Extract each line where the string "that" shows up.

* * *

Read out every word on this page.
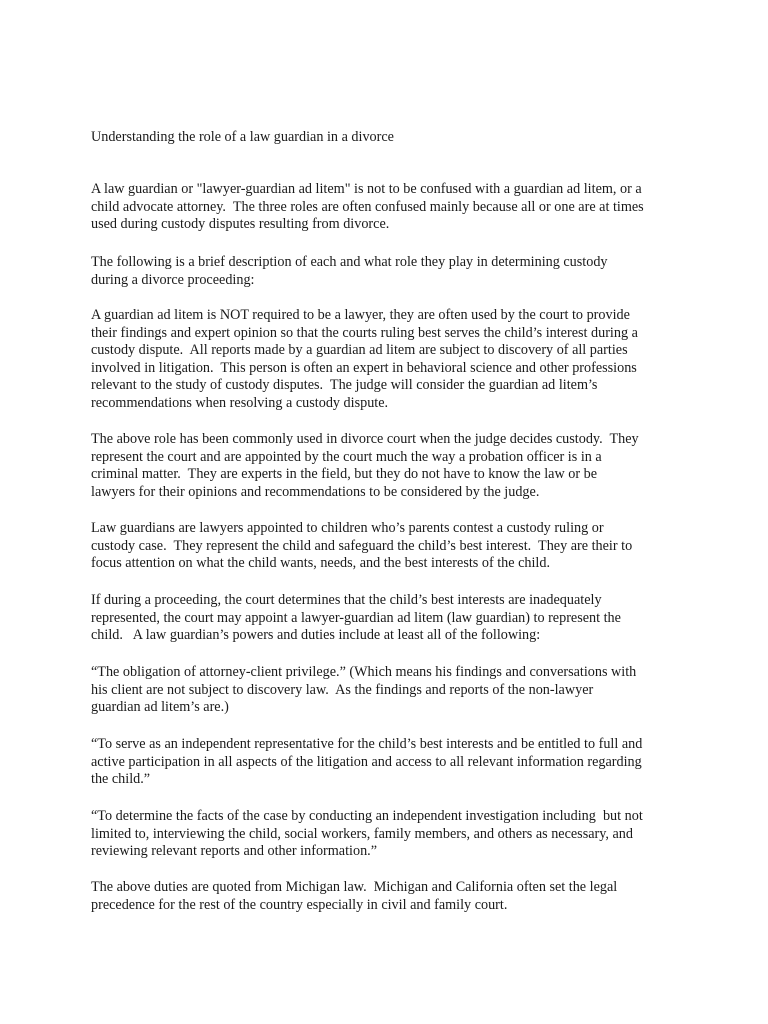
Understanding the role of a law guardian in a divorce

A law guardian or "lawyer-guardian ad litem" is not to be confused with a guardian ad litem, or a
child advocate attorney.  The three roles are often confused mainly because all or one are at times
used during custody disputes resulting from divorce.

The following is a brief description of each and what role they play in determining custody
during a divorce proceeding:

A guardian ad litem is NOT required to be a lawyer, they are often used by the court to provide
their findings and expert opinion so that the courts ruling best serves the child’s interest during a
custody dispute.  All reports made by a guardian ad litem are subject to discovery of all parties
involved in litigation.  This person is often an expert in behavioral science and other professions
relevant to the study of custody disputes.  The judge will consider the guardian ad litem’s
recommendations when resolving a custody dispute.

The above role has been commonly used in divorce court when the judge decides custody.  They
represent the court and are appointed by the court much the way a probation officer is in a
criminal matter.  They are experts in the field, but they do not have to know the law or be
lawyers for their opinions and recommendations to be considered by the judge.

Law guardians are lawyers appointed to children who’s parents contest a custody ruling or
custody case.  They represent the child and safeguard the child’s best interest.  They are their to
focus attention on what the child wants, needs, and the best interests of the child.

If during a proceeding, the court determines that the child’s best interests are inadequately
represented, the court may appoint a lawyer-guardian ad litem (law guardian) to represent the
child.   A law guardian’s powers and duties include at least all of the following:

“The obligation of attorney-client privilege.” (Which means his findings and conversations with
his client are not subject to discovery law.  As the findings and reports of the non-lawyer
guardian ad litem’s are.)

“To serve as an independent representative for the child’s best interests and be entitled to full and
active participation in all aspects of the litigation and access to all relevant information regarding
the child.”

“To determine the facts of the case by conducting an independent investigation including  but not
limited to, interviewing the child, social workers, family members, and others as necessary, and
reviewing relevant reports and other information.”

The above duties are quoted from Michigan law.  Michigan and California often set the legal
precedence for the rest of the country especially in civil and family court.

* * *

*Exercise response:*
their findings and expert opinion so that the courts ruling best serves the child’s interest during a
If during a proceeding, the court determines that the child’s best interests are inadequately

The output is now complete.